** begin Data for the task **

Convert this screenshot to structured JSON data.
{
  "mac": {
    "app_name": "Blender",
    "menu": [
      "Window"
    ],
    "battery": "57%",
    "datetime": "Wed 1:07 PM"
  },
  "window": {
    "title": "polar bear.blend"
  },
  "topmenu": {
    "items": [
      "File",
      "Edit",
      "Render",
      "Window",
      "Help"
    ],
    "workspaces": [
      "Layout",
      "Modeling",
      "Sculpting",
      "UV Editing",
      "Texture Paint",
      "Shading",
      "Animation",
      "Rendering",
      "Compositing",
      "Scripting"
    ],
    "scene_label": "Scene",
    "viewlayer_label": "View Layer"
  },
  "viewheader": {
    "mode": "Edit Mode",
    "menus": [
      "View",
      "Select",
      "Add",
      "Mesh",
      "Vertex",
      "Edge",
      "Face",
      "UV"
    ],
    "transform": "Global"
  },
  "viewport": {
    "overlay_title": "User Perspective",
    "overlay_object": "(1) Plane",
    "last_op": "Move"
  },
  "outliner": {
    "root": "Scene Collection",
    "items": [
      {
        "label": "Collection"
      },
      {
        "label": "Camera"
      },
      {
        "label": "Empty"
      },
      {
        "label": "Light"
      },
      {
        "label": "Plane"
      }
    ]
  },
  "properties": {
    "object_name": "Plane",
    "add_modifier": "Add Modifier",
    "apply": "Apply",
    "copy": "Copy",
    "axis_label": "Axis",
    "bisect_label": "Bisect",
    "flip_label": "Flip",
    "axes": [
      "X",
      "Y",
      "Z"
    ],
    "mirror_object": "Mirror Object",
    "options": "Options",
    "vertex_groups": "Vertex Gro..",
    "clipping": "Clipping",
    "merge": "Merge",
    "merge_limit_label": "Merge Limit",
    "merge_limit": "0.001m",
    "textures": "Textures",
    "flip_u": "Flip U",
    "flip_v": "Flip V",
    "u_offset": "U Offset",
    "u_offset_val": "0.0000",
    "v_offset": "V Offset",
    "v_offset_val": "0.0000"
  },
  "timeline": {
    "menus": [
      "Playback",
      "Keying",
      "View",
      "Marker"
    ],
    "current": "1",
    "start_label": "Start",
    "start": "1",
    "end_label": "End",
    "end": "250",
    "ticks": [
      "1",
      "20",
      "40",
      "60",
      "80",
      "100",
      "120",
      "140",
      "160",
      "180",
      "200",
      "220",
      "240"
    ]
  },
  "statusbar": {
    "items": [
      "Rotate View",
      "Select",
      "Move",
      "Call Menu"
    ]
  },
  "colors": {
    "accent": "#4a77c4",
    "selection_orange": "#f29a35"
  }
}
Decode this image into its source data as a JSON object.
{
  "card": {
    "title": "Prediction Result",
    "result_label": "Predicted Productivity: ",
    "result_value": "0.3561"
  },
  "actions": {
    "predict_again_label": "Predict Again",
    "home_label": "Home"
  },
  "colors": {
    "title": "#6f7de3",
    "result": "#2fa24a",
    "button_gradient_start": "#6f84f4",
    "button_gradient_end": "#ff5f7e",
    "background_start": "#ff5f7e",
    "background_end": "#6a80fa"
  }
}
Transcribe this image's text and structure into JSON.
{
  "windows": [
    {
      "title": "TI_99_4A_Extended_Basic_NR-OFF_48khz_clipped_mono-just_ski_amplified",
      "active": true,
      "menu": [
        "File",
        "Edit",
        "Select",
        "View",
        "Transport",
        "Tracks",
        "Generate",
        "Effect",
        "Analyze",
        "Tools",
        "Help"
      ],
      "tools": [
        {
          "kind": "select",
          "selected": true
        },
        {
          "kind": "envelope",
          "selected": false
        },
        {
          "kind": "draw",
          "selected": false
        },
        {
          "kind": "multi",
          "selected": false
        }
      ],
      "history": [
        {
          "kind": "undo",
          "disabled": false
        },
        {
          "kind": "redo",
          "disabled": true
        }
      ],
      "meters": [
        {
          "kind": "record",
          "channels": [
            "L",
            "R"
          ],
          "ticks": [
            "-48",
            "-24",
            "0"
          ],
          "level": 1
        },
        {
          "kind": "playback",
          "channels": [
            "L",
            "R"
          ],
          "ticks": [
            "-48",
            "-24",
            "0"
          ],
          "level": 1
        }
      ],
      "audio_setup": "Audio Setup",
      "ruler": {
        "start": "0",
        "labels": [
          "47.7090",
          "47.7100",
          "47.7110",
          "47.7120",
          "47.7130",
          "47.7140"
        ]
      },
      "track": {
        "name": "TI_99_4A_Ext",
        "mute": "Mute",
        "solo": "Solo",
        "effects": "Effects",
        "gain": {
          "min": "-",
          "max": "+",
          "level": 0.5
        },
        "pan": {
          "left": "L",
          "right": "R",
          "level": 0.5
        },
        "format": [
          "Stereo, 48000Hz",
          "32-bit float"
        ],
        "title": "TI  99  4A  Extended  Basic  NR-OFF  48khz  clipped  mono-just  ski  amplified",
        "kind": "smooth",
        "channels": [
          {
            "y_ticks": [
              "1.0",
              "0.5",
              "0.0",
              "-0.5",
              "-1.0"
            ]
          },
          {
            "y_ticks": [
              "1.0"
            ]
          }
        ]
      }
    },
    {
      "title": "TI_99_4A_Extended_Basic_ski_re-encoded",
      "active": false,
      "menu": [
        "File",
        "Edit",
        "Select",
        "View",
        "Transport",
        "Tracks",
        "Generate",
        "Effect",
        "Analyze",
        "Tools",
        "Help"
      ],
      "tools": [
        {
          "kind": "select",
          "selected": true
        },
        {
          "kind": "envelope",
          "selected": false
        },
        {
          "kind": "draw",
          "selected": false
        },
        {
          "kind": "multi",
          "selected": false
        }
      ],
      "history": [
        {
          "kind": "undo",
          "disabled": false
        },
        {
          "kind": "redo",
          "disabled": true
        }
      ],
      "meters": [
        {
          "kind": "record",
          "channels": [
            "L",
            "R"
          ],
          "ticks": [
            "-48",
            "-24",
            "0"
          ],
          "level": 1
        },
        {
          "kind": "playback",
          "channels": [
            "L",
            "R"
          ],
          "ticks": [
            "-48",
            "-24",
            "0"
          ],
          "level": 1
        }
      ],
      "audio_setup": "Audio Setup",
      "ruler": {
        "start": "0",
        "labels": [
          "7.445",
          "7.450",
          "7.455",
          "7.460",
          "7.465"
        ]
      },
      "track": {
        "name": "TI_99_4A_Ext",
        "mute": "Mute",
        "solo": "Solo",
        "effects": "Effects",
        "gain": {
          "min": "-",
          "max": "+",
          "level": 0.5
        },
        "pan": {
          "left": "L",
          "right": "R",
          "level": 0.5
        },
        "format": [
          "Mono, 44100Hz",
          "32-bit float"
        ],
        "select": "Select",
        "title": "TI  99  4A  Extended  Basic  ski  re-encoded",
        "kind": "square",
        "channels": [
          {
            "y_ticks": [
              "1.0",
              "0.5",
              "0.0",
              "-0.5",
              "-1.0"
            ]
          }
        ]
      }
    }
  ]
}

** end Data for the task **

Look through the data and gather every line with the string "encoded" in it.

▶ **Answer to the task**
      "title": "TI_99_4A_Extended_Basic_ski_re-encoded",
        "title": "TI  99  4A  Extended  Basic  ski  re-encoded",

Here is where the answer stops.